• _Goal_
Pick out each line of the records that includes the string "Brașov", and copy it.

Dataset items
□ □ □ □
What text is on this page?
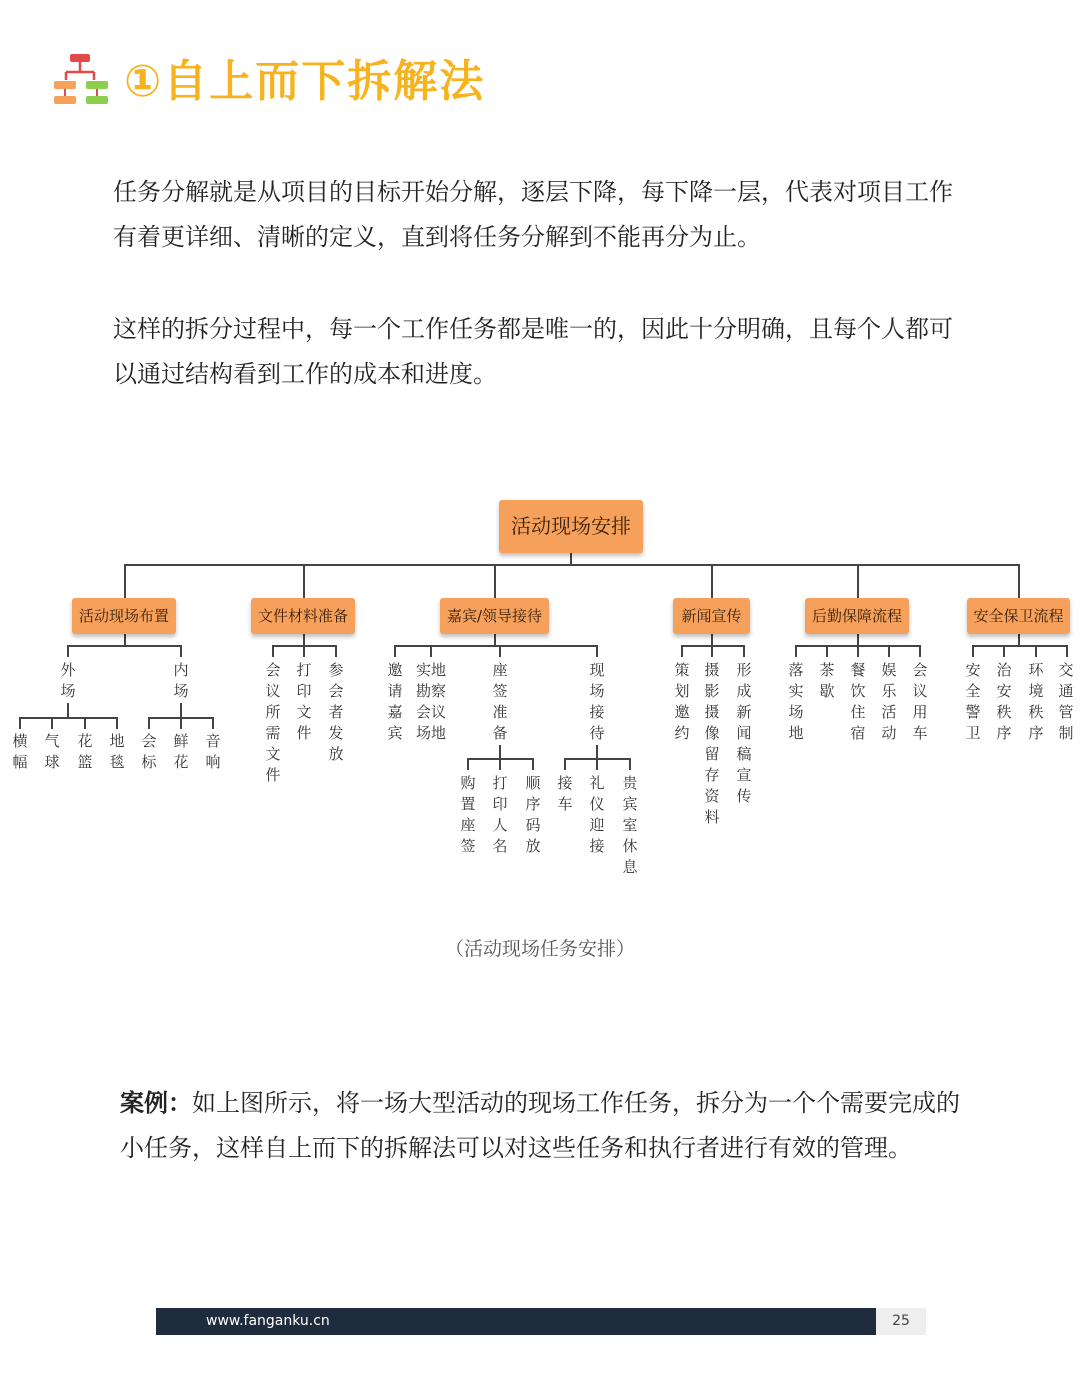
①自上而下拆解法
任务分解就是从项目的目标开始分解，逐层下降，每下降一层，代表对项目工作有着更详细、清晰的定义，直到将任务分解到不能再分为止。
这样的拆分过程中，每一个工作任务都是唯一的，因此十分明确，且每个人都可以通过结构看到工作的成本和进度。
活动现场安排
活动现场布置	文件材料准备	嘉宾/领导接待	新闻宣传	后勤保障流程	安全保卫流程
外
场
内
场
横
幅
气
球
花
篮
地
毯
会
标
鲜
花
音
响
会
议
所
需
文
件
打
印
文
件
参
会
者
发
放
邀
请
嘉
宾
实地
勘察
会议
场地
座
签
准
备
现
场
接
待
购
置
座
签
打
印
人
名
顺
序
码
放
接
车
礼
仪
迎
接
贵
宾
室
休
息
策
划
邀
约
摄
影
摄
像
留
存
资
料
形
成
新
闻
稿
宣
传
落
实
场
地
茶
歇
餐
饮
住
宿
娱
乐
活
动
会
议
用
车
安
全
警
卫
治
安
秩
序
环
境
秩
序
交
通
管
制
（活动现场任务安排）
案例：如上图所示，将一场大型活动的现场工作任务，拆分为一个个需要完成的小任务，这样自上而下的拆解法可以对这些任务和执行者进行有效的管理。
www.fanganku.cn	25
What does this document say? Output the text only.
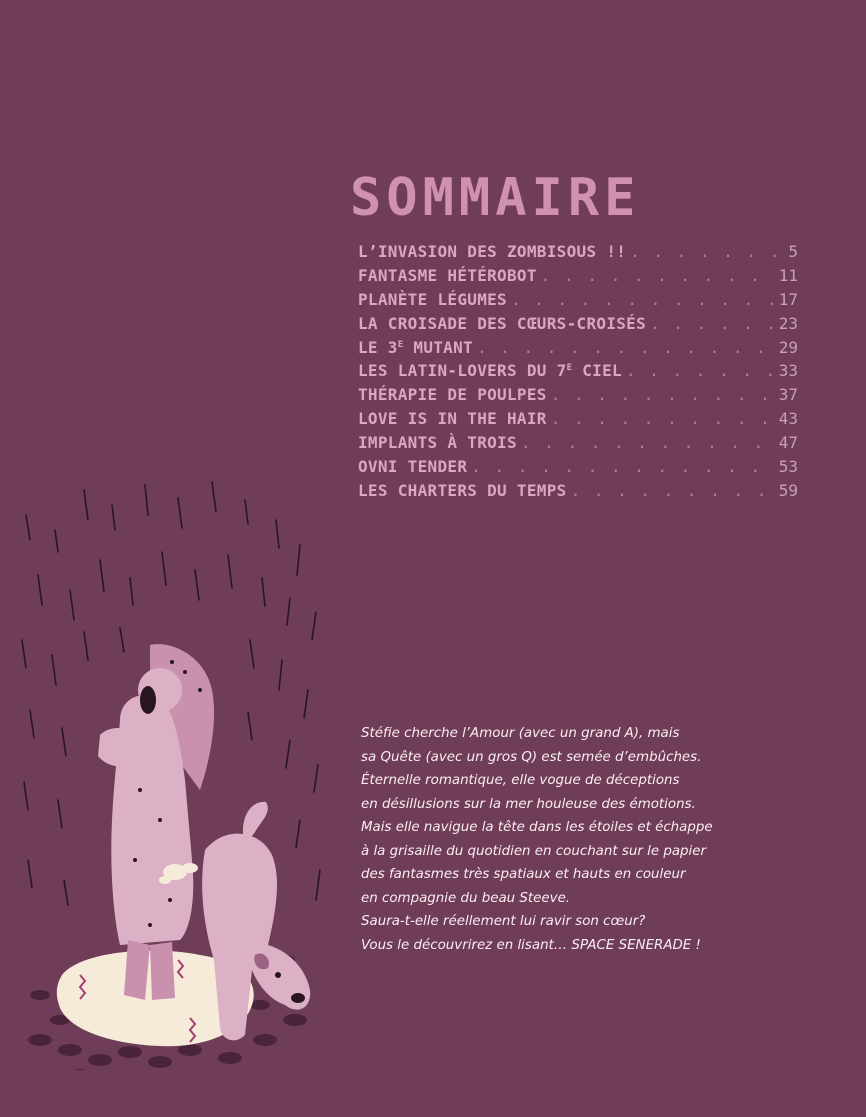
SOMMAIRE
L’INVASION DES ZOMBISOUS !! . . .	5
FANTASME HÉTÉROBOT . . .	11
PLANÈTE LÉGUMES . . .	17
LA CROISADE DES CŒURS-CROISÉS . . .	23
LE $3^E$ MUTANT . . .	29
LES LATIN-LOVERS DU $7^E$ CIEL . . .	33
THÉRAPIE DE POULPES . . .	37
LOVE IS IN THE HAIR . . .	43
IMPLANTS À TROIS . . .	47
OVNI TENDER . . .	53
LES CHARTERS DU TEMPS . . .	59
Stéfie cherche l’Amour (avec un grand A), mais
sa Quête (avec un gros Q) est semée d’embûches.
Éternelle romantique, elle vogue de déceptions
en désillusions sur la mer houleuse des émotions.
Mais elle navigue la tête dans les étoiles et échappe
à la grisaille du quotidien en couchant sur le papier
des fantasmes très spatiaux et hauts en couleur
en compagnie du beau Steeve.
Saura-t-elle réellement lui ravir son cœur?
Vous le découvrirez en lisant… SPACE SENERADE !
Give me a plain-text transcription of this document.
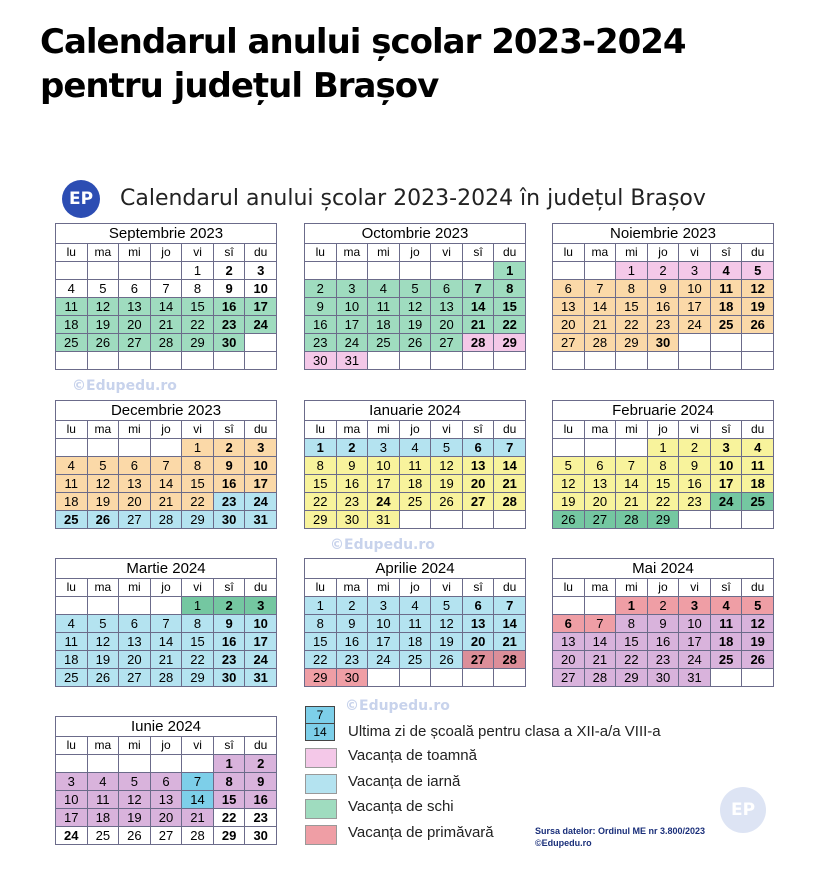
Calendarul anului școlar 2023-2024
pentru județul Brașov
EP	Calendarul anului școlar 2023-2024 în județul Brașov
©Edupedu.ro
©Edupedu.ro
©Edupedu.ro
Septembrie 2023						
lu	ma	mi	jo	vi	sî	du
				1	2	3
4	5	6	7	8	9	10
11	12	13	14	15	16	17
18	19	20	21	22	23	24
25	26	27	28	29	30	

Octombrie 2023						
lu	ma	mi	jo	vi	sî	du
						1
2	3	4	5	6	7	8
9	10	11	12	13	14	15
16	17	18	19	20	21	22
23	24	25	26	27	28	29
30	31					
Noiembrie 2023						
lu	ma	mi	jo	vi	sî	du
		1	2	3	4	5
6	7	8	9	10	11	12
13	14	15	16	17	18	19
20	21	22	23	24	25	26
27	28	29	30			

Decembrie 2023						
lu	ma	mi	jo	vi	sî	du
				1	2	3
4	5	6	7	8	9	10
11	12	13	14	15	16	17
18	19	20	21	22	23	24
25	26	27	28	29	30	31
Ianuarie 2024						
lu	ma	mi	jo	vi	sî	du
1	2	3	4	5	6	7
8	9	10	11	12	13	14
15	16	17	18	19	20	21
22	23	24	25	26	27	28
29	30	31				
Februarie 2024						
lu	ma	mi	jo	vi	sî	du
			1	2	3	4
5	6	7	8	9	10	11
12	13	14	15	16	17	18
19	20	21	22	23	24	25
26	27	28	29			
Martie 2024						
lu	ma	mi	jo	vi	sî	du
				1	2	3
4	5	6	7	8	9	10
11	12	13	14	15	16	17
18	19	20	21	22	23	24
25	26	27	28	29	30	31
Aprilie 2024						
lu	ma	mi	jo	vi	sî	du
1	2	3	4	5	6	7
8	9	10	11	12	13	14
15	16	17	18	19	20	21
22	23	24	25	26	27	28
29	30					
Mai 2024						
lu	ma	mi	jo	vi	sî	du
		1	2	3	4	5
6	7	8	9	10	11	12
13	14	15	16	17	18	19
20	21	22	23	24	25	26
27	28	29	30	31		
Iunie 2024						
lu	ma	mi	jo	vi	sî	du
					1	2
3	4	5	6	7	8	9
10	11	12	13	14	15	16
17	18	19	20	21	22	23
24	25	26	27	28	29	30
7
14	Ultima zi de școală pentru clasa a XII-a/a VIII-a
Vacanța de toamnă
Vacanța de iarnă
Vacanța de schi
Vacanța de primăvară
EP
Sursa datelor: Ordinul ME nr 3.800/2023
©Edupedu.ro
□ □ □ □
• _Solution to this problem_
pentru județul Brașov
EP	Calendarul anului școlar 2023-2024 în județul Brașov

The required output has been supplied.